Instructions for the task — Rewrite the entries from the line with "unmute-button[interactable]: Rétablir le" up to and including the line with "y-tick: 200 — [399, 546, 411, 553]", switching "Firenze" to "Florence" and leaving everything else unchanged.
+++++
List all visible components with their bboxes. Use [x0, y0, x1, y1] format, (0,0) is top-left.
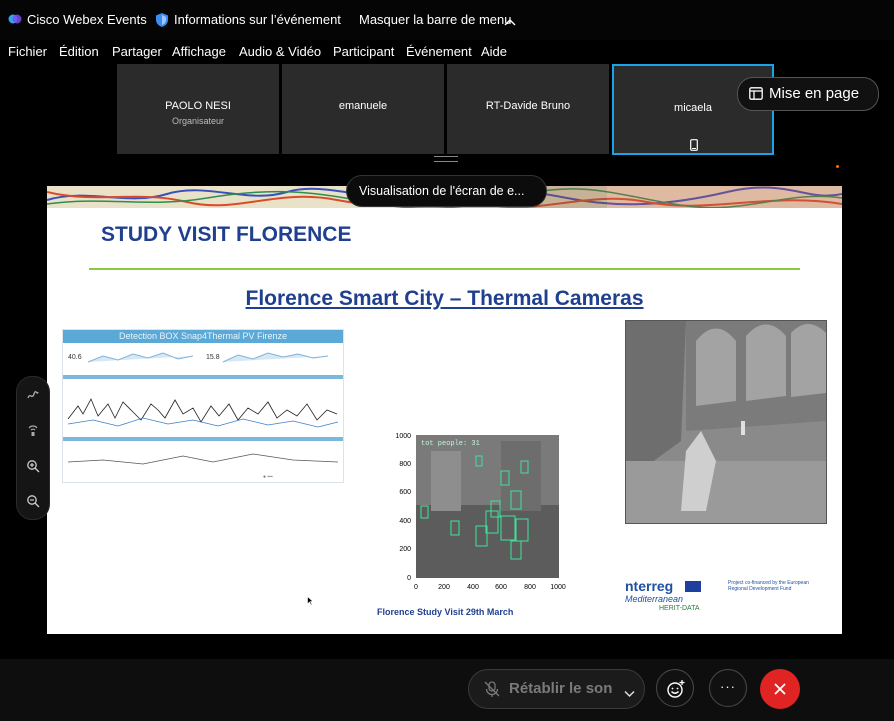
unmute-button[interactable]: Rétablir le son — [468, 669, 645, 709]
phone-icon — [690, 138, 698, 151]
dashboard-title: Detection BOX Snap4Thermal PV Firenze — [118, 331, 288, 341]
overlay-text: tot people: 31 — [421, 440, 480, 448]
share-label-text: Visualisation de l'écran de e... — [359, 184, 525, 198]
webex-logo-icon — [8, 12, 22, 26]
participant-tile[interactable]: RT-Davide Bruno — [447, 64, 609, 154]
cofinanced-text: Project co-financed by the European Regi… — [728, 580, 809, 592]
menu-evenement[interactable]: Événement — [406, 44, 472, 59]
x-tick: 200 — [438, 584, 450, 591]
green-rule — [89, 268, 800, 270]
menu-aide[interactable]: Aide — [481, 44, 507, 59]
layout-button[interactable]: Mise en page — [737, 77, 879, 111]
menu-audio-video[interactable]: Audio & Vidéo — [239, 44, 321, 59]
menu-participant[interactable]: Participant — [333, 44, 394, 59]
share-label: Visualisation de l'écran de e... — [346, 175, 547, 207]
close-icon — [773, 682, 787, 696]
emoji-icon — [666, 679, 686, 699]
slide-subtitle: Florence Smart City – Thermal Cameras — [245, 287, 644, 310]
chevron-down-icon[interactable] — [624, 685, 635, 698]
y-tick: 1000 — [395, 433, 411, 440]
drag-handle[interactable] — [434, 156, 458, 162]
logo-text: Mediterranean — [625, 594, 684, 604]
slide-footer: Florence Study Visit 29th March — [377, 607, 514, 617]
dashboard-image: Detection BOX Snap4Thermal PV Firenze 40… — [62, 329, 344, 483]
pointer-icon[interactable] — [23, 421, 43, 441]
y-tick: 200 — [399, 546, 411, 553]
cursor-icon — [307, 593, 315, 606]
annotate-pen-icon[interactable] — [23, 385, 43, 405]
slide-title: STUDY VISIT FLORENCE — [101, 223, 352, 246]
title-bar: Cisco Webex Events Informations sur l’év… — [0, 0, 894, 40]
more-options-button[interactable]: ··· — [709, 669, 747, 707]
reactions-button[interactable] — [656, 669, 694, 707]
unmute-label: Rétablir le son — [509, 680, 613, 697]
leave-button[interactable] — [760, 669, 800, 709]
thermal-plot: 1000 800 600 400 200 0 0 200 400 600 800… — [391, 431, 571, 596]
control-bar: Rétablir le son ··· — [0, 659, 894, 721]
participant-tile[interactable]: PAOLO NESI Organisateur — [117, 64, 279, 154]
svg-text:● ▪▪▪: ● ▪▪▪ — [263, 474, 273, 480]
zoom-out-icon[interactable] — [23, 491, 43, 511]
app-title: Cisco Webex Events — [27, 12, 147, 27]
x-tick: 1000 — [550, 584, 566, 591]
layout-label: Mise en page — [769, 85, 860, 102]
more-options-label: ··· — [720, 679, 736, 694]
participant-tile[interactable]: emanuele — [282, 64, 444, 154]
annotation-toolbar — [16, 376, 50, 520]
x-tick: 400 — [467, 584, 479, 591]
participant-role: Organisateur — [171, 116, 225, 126]
participant-name: RT-Davide Bruno — [485, 100, 571, 112]
menu-affichage[interactable]: Affichage — [172, 44, 226, 59]
logo-text: HERIT-DATA — [659, 605, 700, 612]
y-tick: 600 — [399, 489, 411, 496]
chevron-up-icon — [504, 14, 516, 26]
x-tick: 0 — [414, 584, 418, 591]
event-info-button[interactable]: Informations sur l’événement — [174, 12, 341, 27]
menu-bar: Fichier Édition Partager Affichage Audio… — [0, 40, 894, 62]
microphone-muted-icon — [483, 680, 501, 698]
menu-edition[interactable]: Édition — [59, 44, 99, 59]
menu-partager[interactable]: Partager — [112, 44, 162, 59]
status-dot — [836, 165, 839, 168]
participant-name: emanuele — [338, 100, 388, 112]
x-tick: 800 — [524, 584, 536, 591]
logo-text: nterreg — [625, 578, 674, 594]
shield-icon — [155, 12, 169, 28]
shared-slide: STUDY VISIT FLORENCE Florence Smart City… — [47, 186, 842, 634]
y-tick: 400 — [399, 518, 411, 525]
eu-flag-icon — [685, 581, 701, 592]
layout-icon — [749, 87, 763, 100]
participant-name: PAOLO NESI — [165, 100, 231, 112]
hide-menu-button[interactable]: Masquer la barre de menu — [359, 12, 511, 27]
zoom-in-icon[interactable] — [23, 456, 43, 476]
y-tick: 0 — [407, 575, 411, 582]
x-tick: 600 — [495, 584, 507, 591]
y-tick: 800 — [399, 461, 411, 468]
thermal-camera-image — [625, 320, 827, 524]
menu-fichier[interactable]: Fichier — [8, 44, 47, 59]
+++++
Exercise solution —
unmute-button[interactable]: Rétablir le son — [468, 669, 645, 709]
phone-icon — [690, 138, 698, 151]
dashboard-title: Detection BOX Snap4Thermal PV Florence — [118, 331, 288, 341]
overlay-text: tot people: 31 — [421, 440, 480, 448]
share-label-text: Visualisation de l'écran de e... — [359, 184, 525, 198]
webex-logo-icon — [8, 12, 22, 26]
participant-tile[interactable]: RT-Davide Bruno — [447, 64, 609, 154]
cofinanced-text: Project co-financed by the European Regi… — [728, 580, 809, 592]
menu-evenement[interactable]: Événement — [406, 44, 472, 59]
x-tick: 200 — [438, 584, 450, 591]
green-rule — [89, 268, 800, 270]
menu-aide[interactable]: Aide — [481, 44, 507, 59]
layout-button[interactable]: Mise en page — [737, 77, 879, 111]
menu-audio-video[interactable]: Audio & Vidéo — [239, 44, 321, 59]
menu-participant[interactable]: Participant — [333, 44, 394, 59]
share-label: Visualisation de l'écran de e... — [346, 175, 547, 207]
close-icon — [773, 682, 787, 696]
emoji-icon — [666, 679, 686, 699]
slide-subtitle: Florence Smart City – Thermal Cameras — [245, 287, 644, 310]
chevron-down-icon[interactable] — [624, 685, 635, 698]
y-tick: 1000 — [395, 433, 411, 440]
drag-handle[interactable] — [434, 156, 458, 162]
logo-text: Mediterranean — [625, 594, 684, 604]
slide-footer: Florence Study Visit 29th March — [377, 607, 514, 617]
dashboard-image: Detection BOX Snap4Thermal PV Florence 40… — [62, 329, 344, 483]
pointer-icon[interactable] — [23, 421, 43, 441]
y-tick: 200 — [399, 546, 411, 553]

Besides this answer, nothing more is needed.